Coordinate annotation data:
--- start ---

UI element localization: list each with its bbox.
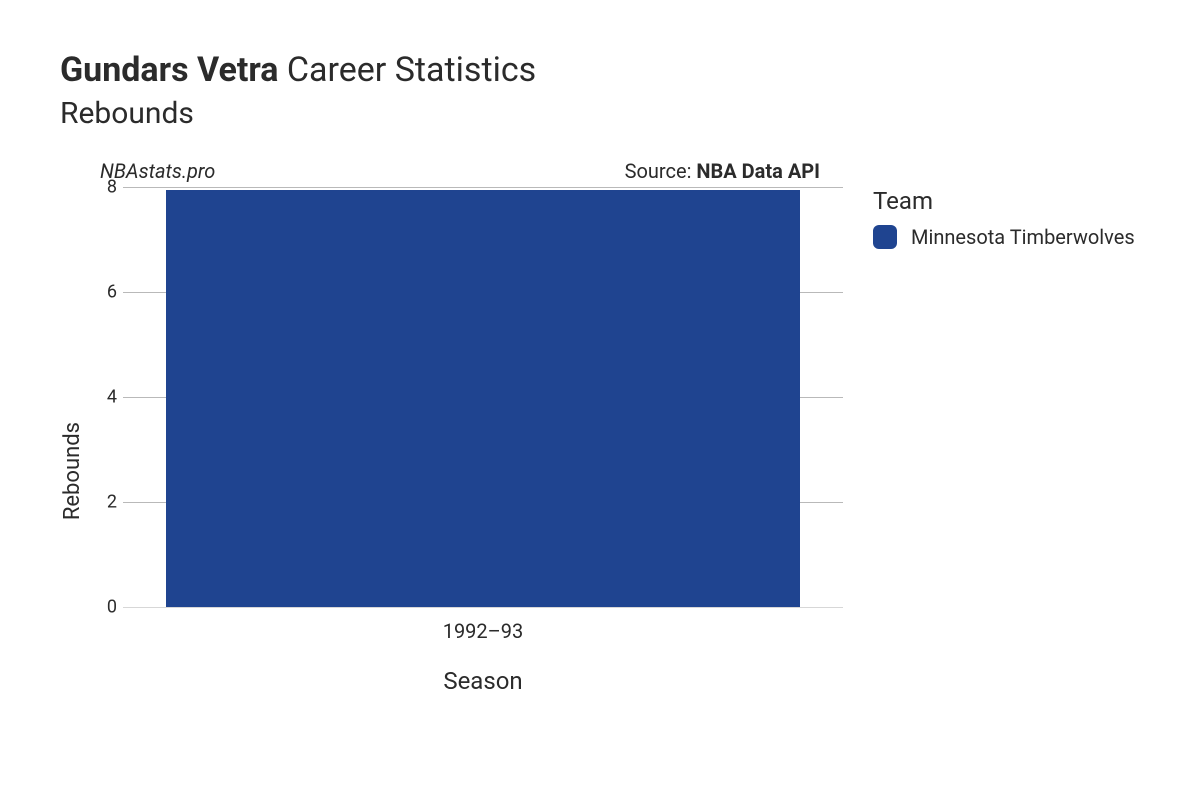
title-suffix: Career Statistics [287,50,536,90]
x-axis-label: Season [123,643,843,695]
legend-item: Minnesota Timberwolves [873,225,1135,249]
source-name: NBA Data API [696,159,820,183]
legend-label: Minnesota Timberwolves [911,225,1135,249]
x-tick-label: 1992–93 [123,619,843,643]
chart-subtitle: Rebounds [60,96,1140,131]
source-text: Source: NBA Data API [625,159,820,183]
chart-title: Gundars Vetra Career Statistics [60,50,1140,90]
y-tick-label: 6 [93,282,117,303]
x-tick-row: 1992–93 [123,607,843,643]
source-prefix: Source: [625,159,697,183]
y-tick-label: 2 [93,492,117,513]
plot-area: 02468 [123,187,843,607]
gridline [123,187,843,188]
chart-row: Rebounds 02468 1992–93 Season Team Minne… [60,187,1140,695]
baseline [123,607,843,608]
chart-container: Gundars Vetra Career Statistics Rebounds… [0,0,1200,735]
y-axis-label: Rebounds [60,362,85,520]
y-tick-label: 8 [93,177,117,198]
watermark: NBAstats.pro [100,159,215,183]
y-tick-label: 0 [93,597,117,618]
y-tick-label: 4 [93,387,117,408]
legend-swatch [873,225,897,249]
title-player: Gundars Vetra [60,50,278,90]
legend-items: Minnesota Timberwolves [873,225,1135,249]
meta-row: NBAstats.pro Source: NBA Data API [100,159,820,183]
bar [166,190,800,607]
legend: Team Minnesota Timberwolves [873,187,1135,249]
plot-wrap: 02468 1992–93 Season [93,187,843,695]
legend-title: Team [873,187,1135,215]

--- end ---

Exercise goal: Copy every line of the data above word for word, leaving out the picture placeholders.

Solution:
UI element localization: list each with its bbox.
title-suffix: Career Statistics [287,50,536,90]
x-axis-label: Season [123,643,843,695]
legend-item: Minnesota Timberwolves [873,225,1135,249]
source-name: NBA Data API [696,159,820,183]
legend-label: Minnesota Timberwolves [911,225,1135,249]
x-tick-label: 1992–93 [123,619,843,643]
chart-subtitle: Rebounds [60,96,1140,131]
source-text: Source: NBA Data API [625,159,820,183]
chart-title: Gundars Vetra Career Statistics [60,50,1140,90]
y-tick-label: 6 [93,282,117,303]
x-tick-row: 1992–93 [123,607,843,643]
source-prefix: Source: [625,159,697,183]
y-tick-label: 2 [93,492,117,513]
plot-area: 02468 [123,187,843,607]
gridline [123,187,843,188]
chart-row: Rebounds 02468 1992–93 Season Team Minne… [60,187,1140,695]
baseline [123,607,843,608]
chart-container: Gundars Vetra Career Statistics Rebounds… [0,0,1200,735]
y-axis-label: Rebounds [60,362,85,520]
y-tick-label: 8 [93,177,117,198]
watermark: NBAstats.pro [100,159,215,183]
y-tick-label: 0 [93,597,117,618]
y-tick-label: 4 [93,387,117,408]
legend-swatch [873,225,897,249]
title-player: Gundars Vetra [60,50,278,90]
legend-items: Minnesota Timberwolves [873,225,1135,249]
meta-row: NBAstats.pro Source: NBA Data API [100,159,820,183]
bar [166,190,800,607]
legend: Team Minnesota Timberwolves [873,187,1135,249]
plot-wrap: 02468 1992–93 Season [93,187,843,695]
legend-title: Team [873,187,1135,215]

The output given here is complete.